(A run of records)
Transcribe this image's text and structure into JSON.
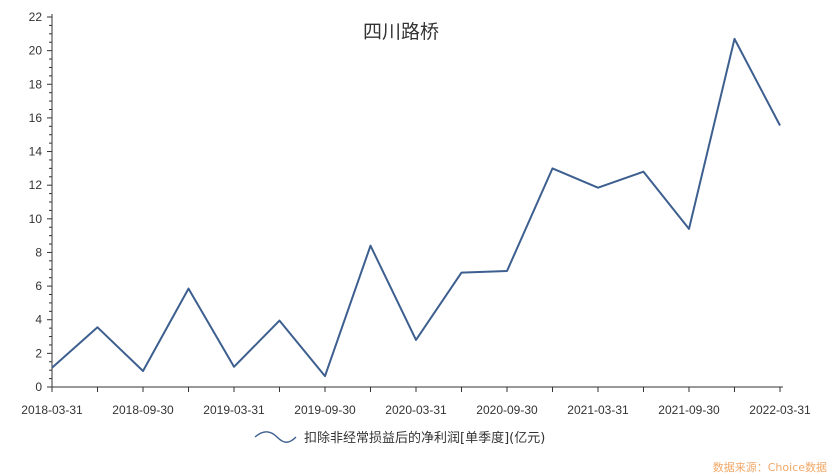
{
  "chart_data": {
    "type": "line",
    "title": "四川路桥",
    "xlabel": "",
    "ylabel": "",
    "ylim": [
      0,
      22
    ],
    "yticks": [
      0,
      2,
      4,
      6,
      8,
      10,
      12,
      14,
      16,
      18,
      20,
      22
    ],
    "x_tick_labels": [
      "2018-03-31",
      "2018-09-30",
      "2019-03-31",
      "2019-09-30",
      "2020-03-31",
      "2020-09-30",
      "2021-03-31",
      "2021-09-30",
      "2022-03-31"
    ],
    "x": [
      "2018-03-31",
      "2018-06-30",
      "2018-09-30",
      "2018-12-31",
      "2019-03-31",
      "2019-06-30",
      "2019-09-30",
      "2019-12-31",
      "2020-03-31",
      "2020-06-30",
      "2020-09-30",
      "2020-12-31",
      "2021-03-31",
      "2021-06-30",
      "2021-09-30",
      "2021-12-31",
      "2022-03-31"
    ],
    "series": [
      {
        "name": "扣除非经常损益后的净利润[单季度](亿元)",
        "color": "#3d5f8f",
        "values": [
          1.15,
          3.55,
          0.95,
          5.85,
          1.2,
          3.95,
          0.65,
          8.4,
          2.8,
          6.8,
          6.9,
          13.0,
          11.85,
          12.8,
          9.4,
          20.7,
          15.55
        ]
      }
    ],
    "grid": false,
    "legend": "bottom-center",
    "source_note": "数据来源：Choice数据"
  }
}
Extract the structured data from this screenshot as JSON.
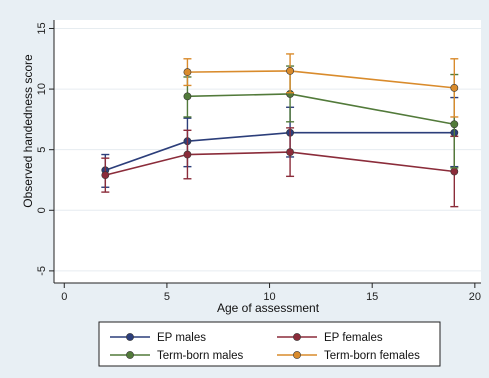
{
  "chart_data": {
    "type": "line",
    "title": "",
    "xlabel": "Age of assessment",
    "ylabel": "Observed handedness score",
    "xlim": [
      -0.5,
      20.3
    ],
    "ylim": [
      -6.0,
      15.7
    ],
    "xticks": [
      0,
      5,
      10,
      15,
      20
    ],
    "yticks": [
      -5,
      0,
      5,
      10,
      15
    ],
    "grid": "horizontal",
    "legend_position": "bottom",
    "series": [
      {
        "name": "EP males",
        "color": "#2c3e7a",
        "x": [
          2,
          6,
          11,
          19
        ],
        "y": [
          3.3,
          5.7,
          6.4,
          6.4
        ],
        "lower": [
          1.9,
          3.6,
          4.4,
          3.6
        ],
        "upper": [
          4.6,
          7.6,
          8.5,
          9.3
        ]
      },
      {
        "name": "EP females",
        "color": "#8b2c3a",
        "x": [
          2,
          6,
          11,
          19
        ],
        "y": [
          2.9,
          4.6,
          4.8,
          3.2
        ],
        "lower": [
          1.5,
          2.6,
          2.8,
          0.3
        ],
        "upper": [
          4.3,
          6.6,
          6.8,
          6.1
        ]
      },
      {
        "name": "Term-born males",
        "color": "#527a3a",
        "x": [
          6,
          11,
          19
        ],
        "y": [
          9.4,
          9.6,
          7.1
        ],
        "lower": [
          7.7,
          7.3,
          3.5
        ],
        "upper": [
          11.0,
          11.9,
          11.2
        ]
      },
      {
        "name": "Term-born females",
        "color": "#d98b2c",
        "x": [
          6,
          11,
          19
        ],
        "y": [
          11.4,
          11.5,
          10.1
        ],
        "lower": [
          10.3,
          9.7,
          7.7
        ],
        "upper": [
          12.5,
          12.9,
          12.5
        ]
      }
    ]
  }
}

Exercise task - Print out the whole of the material word for word, without pictures.

Output of the task -
Transcribe this image's text and structure into JSON.
{
  "chart_data": {
    "type": "line",
    "title": "四川路桥",
    "xlabel": "",
    "ylabel": "",
    "ylim": [
      0,
      22
    ],
    "yticks": [
      0,
      2,
      4,
      6,
      8,
      10,
      12,
      14,
      16,
      18,
      20,
      22
    ],
    "x_tick_labels": [
      "2018-03-31",
      "2018-09-30",
      "2019-03-31",
      "2019-09-30",
      "2020-03-31",
      "2020-09-30",
      "2021-03-31",
      "2021-09-30",
      "2022-03-31"
    ],
    "x": [
      "2018-03-31",
      "2018-06-30",
      "2018-09-30",
      "2018-12-31",
      "2019-03-31",
      "2019-06-30",
      "2019-09-30",
      "2019-12-31",
      "2020-03-31",
      "2020-06-30",
      "2020-09-30",
      "2020-12-31",
      "2021-03-31",
      "2021-06-30",
      "2021-09-30",
      "2021-12-31",
      "2022-03-31"
    ],
    "series": [
      {
        "name": "扣除非经常损益后的净利润[单季度](亿元)",
        "color": "#3d5f8f",
        "values": [
          1.15,
          3.55,
          0.95,
          5.85,
          1.2,
          3.95,
          0.65,
          8.4,
          2.8,
          6.8,
          6.9,
          13.0,
          11.85,
          12.8,
          9.4,
          20.7,
          15.55
        ]
      }
    ],
    "grid": false,
    "legend": "bottom-center",
    "source_note": "数据来源：Choice数据"
  }
}
Extract the structured data from this screenshot as JSON.
{
  "chart_data": {
    "type": "line",
    "title": "",
    "xlabel": "Age of assessment",
    "ylabel": "Observed handedness score",
    "xlim": [
      -0.5,
      20.3
    ],
    "ylim": [
      -6.0,
      15.7
    ],
    "xticks": [
      0,
      5,
      10,
      15,
      20
    ],
    "yticks": [
      -5,
      0,
      5,
      10,
      15
    ],
    "grid": "horizontal",
    "legend_position": "bottom",
    "series": [
      {
        "name": "EP males",
        "color": "#2c3e7a",
        "x": [
          2,
          6,
          11,
          19
        ],
        "y": [
          3.3,
          5.7,
          6.4,
          6.4
        ],
        "lower": [
          1.9,
          3.6,
          4.4,
          3.6
        ],
        "upper": [
          4.6,
          7.6,
          8.5,
          9.3
        ]
      },
      {
        "name": "EP females",
        "color": "#8b2c3a",
        "x": [
          2,
          6,
          11,
          19
        ],
        "y": [
          2.9,
          4.6,
          4.8,
          3.2
        ],
        "lower": [
          1.5,
          2.6,
          2.8,
          0.3
        ],
        "upper": [
          4.3,
          6.6,
          6.8,
          6.1
        ]
      },
      {
        "name": "Term-born males",
        "color": "#527a3a",
        "x": [
          6,
          11,
          19
        ],
        "y": [
          9.4,
          9.6,
          7.1
        ],
        "lower": [
          7.7,
          7.3,
          3.5
        ],
        "upper": [
          11.0,
          11.9,
          11.2
        ]
      },
      {
        "name": "Term-born females",
        "color": "#d98b2c",
        "x": [
          6,
          11,
          19
        ],
        "y": [
          11.4,
          11.5,
          10.1
        ],
        "lower": [
          10.3,
          9.7,
          7.7
        ],
        "upper": [
          12.5,
          12.9,
          12.5
        ]
      }
    ]
  }
}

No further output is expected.